AIM OF THE EXERCISE: Answer with one number: how many lines hold "alle".

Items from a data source

%%

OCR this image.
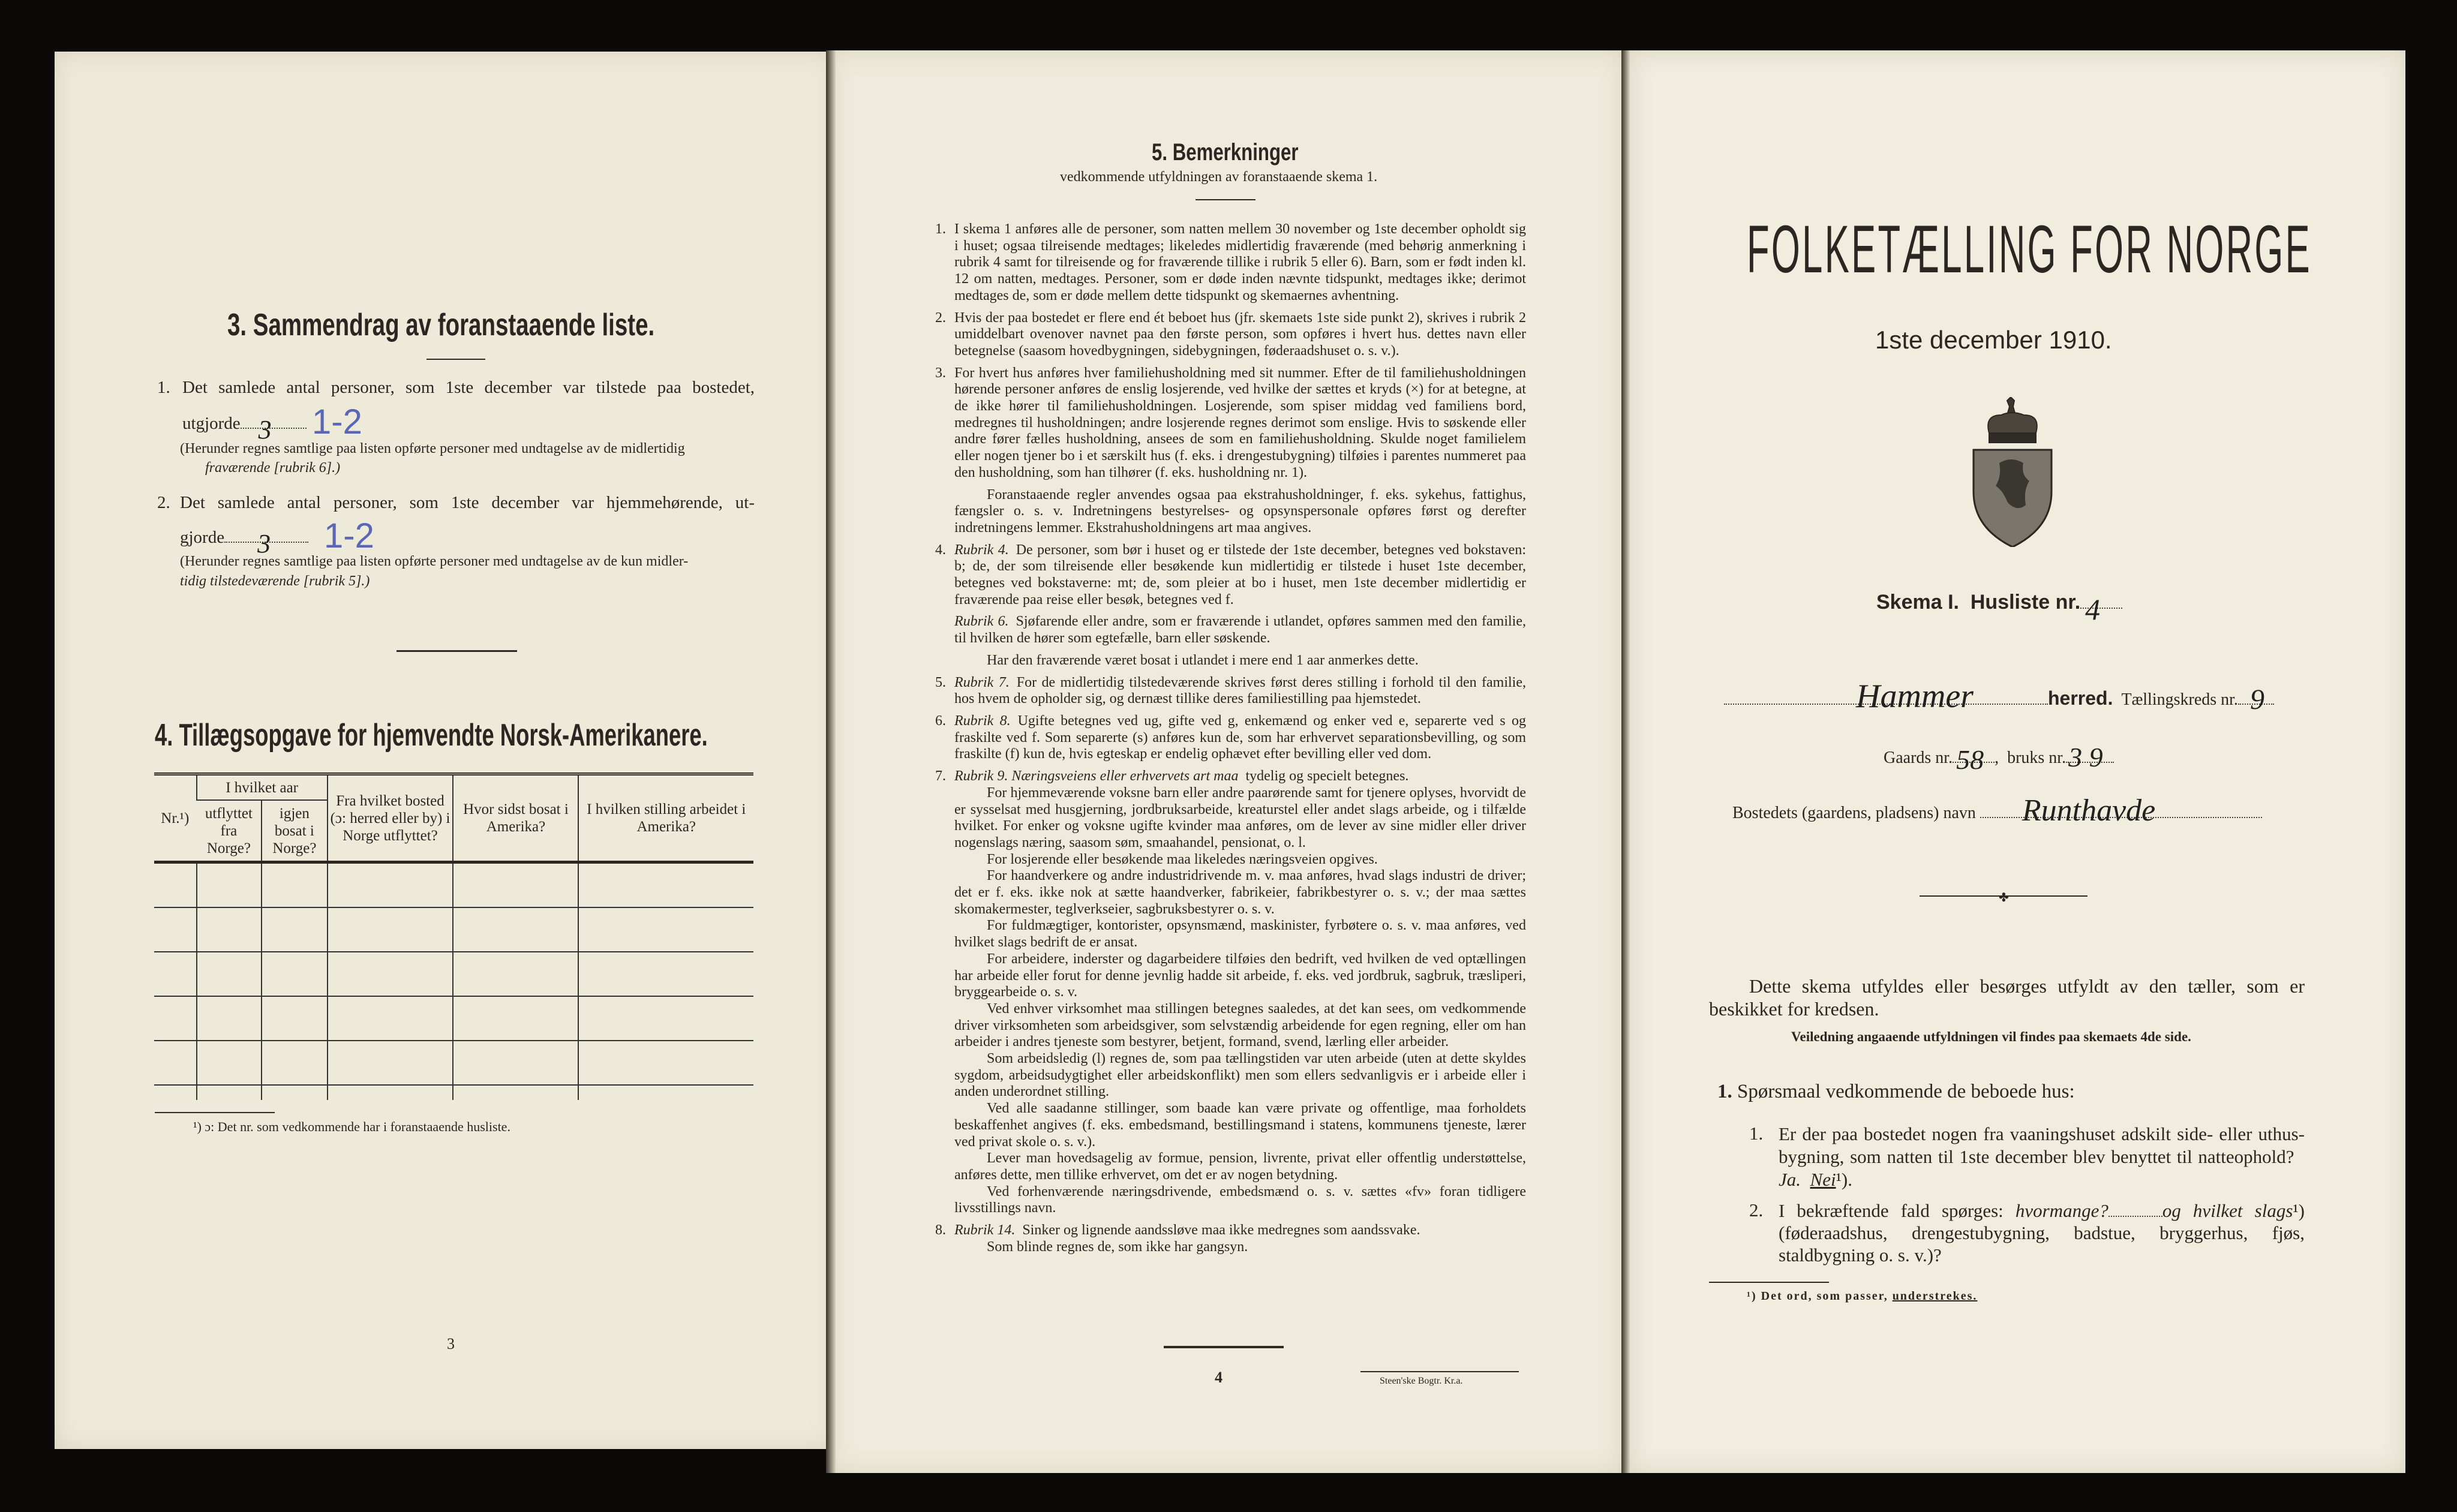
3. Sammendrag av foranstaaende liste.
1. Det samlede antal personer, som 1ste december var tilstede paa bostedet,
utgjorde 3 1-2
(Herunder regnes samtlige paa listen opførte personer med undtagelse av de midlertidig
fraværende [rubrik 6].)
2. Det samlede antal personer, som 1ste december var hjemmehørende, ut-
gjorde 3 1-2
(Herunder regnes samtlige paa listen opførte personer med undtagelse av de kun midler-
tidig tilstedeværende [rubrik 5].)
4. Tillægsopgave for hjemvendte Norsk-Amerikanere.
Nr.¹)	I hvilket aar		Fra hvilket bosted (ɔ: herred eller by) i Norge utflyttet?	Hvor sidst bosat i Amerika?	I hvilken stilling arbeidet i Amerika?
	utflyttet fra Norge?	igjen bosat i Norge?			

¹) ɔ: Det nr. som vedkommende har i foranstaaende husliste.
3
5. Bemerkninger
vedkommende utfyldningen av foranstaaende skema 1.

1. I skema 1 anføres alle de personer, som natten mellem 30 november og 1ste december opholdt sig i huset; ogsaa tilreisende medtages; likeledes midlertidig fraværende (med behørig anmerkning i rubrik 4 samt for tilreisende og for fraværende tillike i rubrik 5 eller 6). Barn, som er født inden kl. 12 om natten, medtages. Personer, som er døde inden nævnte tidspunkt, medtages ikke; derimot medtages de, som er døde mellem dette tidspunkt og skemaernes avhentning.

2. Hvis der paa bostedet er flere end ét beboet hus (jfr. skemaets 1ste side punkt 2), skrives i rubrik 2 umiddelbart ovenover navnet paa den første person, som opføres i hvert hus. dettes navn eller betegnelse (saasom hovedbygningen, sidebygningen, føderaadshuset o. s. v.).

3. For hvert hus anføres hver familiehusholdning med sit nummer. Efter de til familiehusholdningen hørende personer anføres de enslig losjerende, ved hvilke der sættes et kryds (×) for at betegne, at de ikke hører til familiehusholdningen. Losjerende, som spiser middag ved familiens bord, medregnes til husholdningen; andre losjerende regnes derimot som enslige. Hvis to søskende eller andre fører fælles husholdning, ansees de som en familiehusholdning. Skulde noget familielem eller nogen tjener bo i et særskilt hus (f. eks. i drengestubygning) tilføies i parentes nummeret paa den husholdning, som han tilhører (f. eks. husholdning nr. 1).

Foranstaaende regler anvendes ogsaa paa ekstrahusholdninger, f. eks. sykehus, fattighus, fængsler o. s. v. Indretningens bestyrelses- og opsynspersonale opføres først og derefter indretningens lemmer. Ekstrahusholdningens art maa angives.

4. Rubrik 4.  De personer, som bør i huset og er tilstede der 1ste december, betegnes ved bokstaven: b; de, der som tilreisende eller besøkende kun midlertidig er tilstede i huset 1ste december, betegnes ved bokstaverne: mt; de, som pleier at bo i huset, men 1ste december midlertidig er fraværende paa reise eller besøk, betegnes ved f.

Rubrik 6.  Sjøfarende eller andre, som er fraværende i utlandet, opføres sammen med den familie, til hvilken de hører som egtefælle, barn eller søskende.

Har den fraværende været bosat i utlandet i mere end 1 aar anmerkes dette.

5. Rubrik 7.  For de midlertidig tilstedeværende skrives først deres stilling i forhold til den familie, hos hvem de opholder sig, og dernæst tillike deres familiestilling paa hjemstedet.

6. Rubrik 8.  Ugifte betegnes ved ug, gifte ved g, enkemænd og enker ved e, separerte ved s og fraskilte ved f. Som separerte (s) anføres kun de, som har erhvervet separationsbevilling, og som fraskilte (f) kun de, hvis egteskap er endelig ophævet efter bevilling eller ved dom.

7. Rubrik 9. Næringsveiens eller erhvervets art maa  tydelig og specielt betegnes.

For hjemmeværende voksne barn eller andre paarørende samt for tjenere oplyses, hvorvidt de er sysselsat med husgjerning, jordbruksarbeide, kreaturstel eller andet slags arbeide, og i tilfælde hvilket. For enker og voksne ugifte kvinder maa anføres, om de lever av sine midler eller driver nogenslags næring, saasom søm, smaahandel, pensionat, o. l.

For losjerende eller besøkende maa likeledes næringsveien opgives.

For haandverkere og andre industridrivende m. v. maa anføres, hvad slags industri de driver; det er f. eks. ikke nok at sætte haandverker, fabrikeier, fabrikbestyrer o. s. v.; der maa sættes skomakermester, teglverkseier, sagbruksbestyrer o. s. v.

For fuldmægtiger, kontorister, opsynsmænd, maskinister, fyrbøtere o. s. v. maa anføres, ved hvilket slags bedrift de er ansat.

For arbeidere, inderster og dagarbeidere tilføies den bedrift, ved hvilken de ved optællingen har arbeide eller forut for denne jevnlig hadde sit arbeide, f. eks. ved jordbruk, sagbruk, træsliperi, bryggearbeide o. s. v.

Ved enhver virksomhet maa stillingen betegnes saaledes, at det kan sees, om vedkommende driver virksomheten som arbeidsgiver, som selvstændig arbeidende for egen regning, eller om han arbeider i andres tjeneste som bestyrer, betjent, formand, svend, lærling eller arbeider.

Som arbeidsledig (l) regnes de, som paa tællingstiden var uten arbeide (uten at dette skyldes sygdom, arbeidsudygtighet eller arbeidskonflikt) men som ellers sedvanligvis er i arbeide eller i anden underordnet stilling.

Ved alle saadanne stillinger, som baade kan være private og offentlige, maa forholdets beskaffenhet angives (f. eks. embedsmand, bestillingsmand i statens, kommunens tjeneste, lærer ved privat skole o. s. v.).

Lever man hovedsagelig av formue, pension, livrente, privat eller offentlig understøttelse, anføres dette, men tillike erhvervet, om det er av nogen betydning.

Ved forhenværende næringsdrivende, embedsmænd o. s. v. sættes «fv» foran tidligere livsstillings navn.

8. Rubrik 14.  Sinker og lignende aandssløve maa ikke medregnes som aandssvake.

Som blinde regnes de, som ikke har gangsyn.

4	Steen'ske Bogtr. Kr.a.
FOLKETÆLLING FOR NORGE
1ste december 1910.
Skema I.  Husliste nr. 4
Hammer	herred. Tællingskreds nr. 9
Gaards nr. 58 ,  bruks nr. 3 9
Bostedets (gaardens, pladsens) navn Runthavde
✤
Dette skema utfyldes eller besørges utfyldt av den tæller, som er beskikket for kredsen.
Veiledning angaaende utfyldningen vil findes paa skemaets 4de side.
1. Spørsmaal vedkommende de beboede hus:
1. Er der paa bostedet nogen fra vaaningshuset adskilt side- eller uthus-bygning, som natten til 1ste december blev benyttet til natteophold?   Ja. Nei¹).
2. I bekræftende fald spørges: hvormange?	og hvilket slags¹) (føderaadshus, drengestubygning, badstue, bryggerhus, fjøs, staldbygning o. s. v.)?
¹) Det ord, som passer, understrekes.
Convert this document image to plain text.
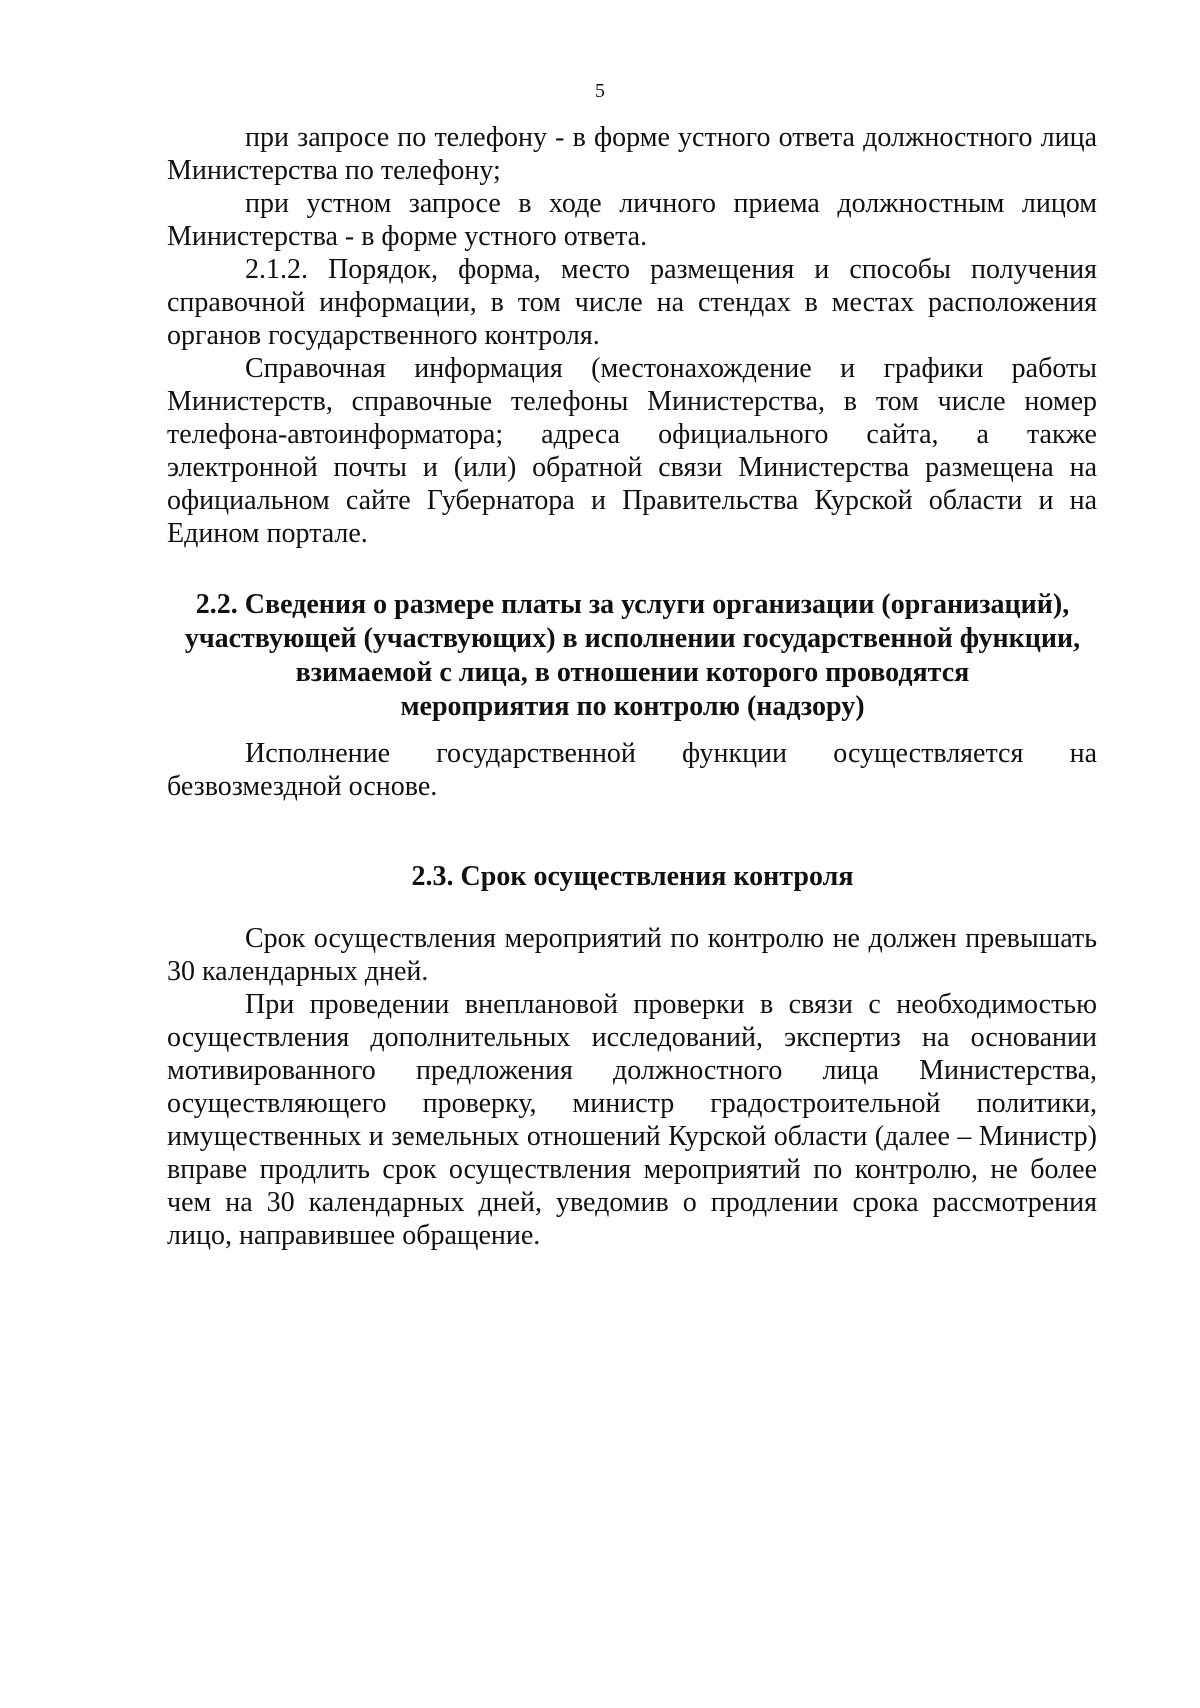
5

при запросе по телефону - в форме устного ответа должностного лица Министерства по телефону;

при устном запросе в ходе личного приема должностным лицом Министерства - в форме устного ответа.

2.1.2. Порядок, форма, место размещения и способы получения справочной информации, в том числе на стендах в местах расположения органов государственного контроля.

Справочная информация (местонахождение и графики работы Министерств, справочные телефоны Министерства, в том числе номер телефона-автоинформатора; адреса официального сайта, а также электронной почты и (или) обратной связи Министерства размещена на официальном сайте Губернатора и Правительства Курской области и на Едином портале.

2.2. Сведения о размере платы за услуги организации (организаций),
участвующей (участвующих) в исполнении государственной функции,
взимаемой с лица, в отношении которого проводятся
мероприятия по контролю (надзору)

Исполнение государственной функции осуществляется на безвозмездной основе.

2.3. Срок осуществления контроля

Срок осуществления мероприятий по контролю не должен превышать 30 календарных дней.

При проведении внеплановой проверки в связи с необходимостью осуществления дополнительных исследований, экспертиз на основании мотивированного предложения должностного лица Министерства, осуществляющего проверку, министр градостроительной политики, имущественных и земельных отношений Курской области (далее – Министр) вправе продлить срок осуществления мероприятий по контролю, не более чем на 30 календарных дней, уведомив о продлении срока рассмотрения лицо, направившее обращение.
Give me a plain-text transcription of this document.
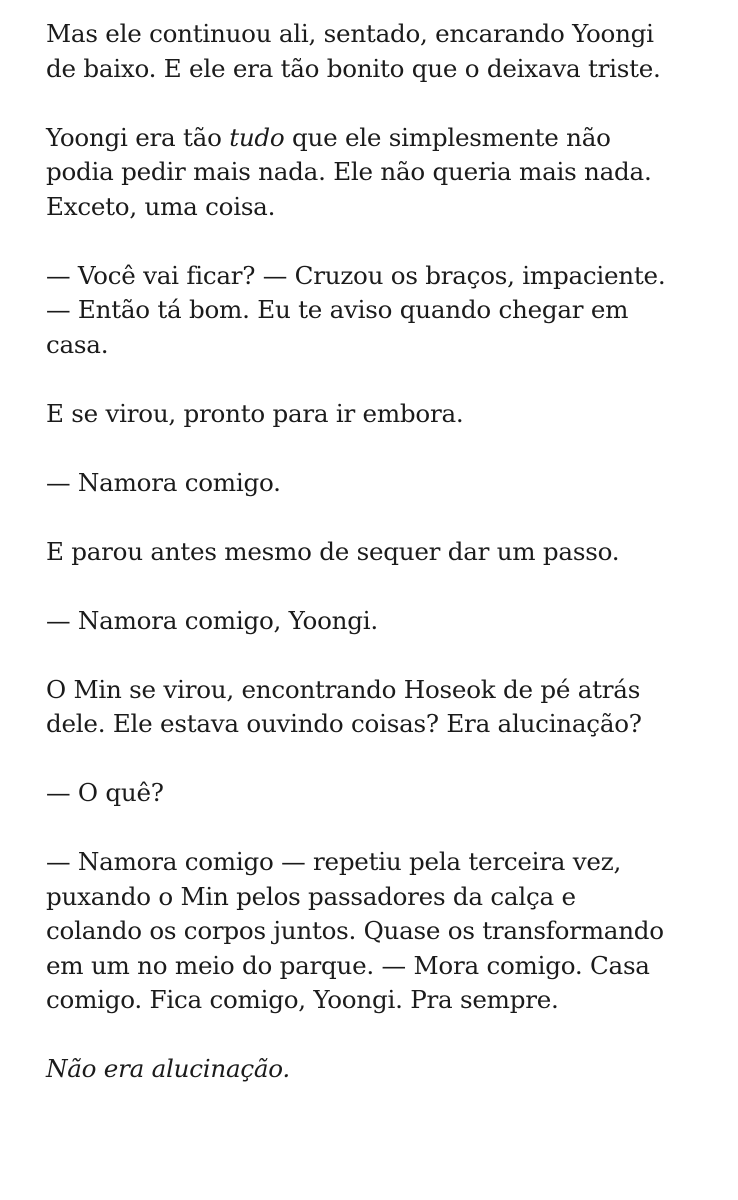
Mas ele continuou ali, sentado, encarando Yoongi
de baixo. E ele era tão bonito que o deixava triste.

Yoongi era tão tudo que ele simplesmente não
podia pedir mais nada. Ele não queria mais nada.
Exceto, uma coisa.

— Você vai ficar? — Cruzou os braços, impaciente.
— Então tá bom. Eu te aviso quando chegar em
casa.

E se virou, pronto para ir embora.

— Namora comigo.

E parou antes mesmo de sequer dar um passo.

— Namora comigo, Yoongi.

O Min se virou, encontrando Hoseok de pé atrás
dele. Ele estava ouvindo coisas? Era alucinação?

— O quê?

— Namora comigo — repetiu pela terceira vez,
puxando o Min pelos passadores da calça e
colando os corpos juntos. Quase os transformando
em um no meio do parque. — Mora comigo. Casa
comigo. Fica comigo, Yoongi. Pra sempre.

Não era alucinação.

%%

EXERCISE OUTPUT: 2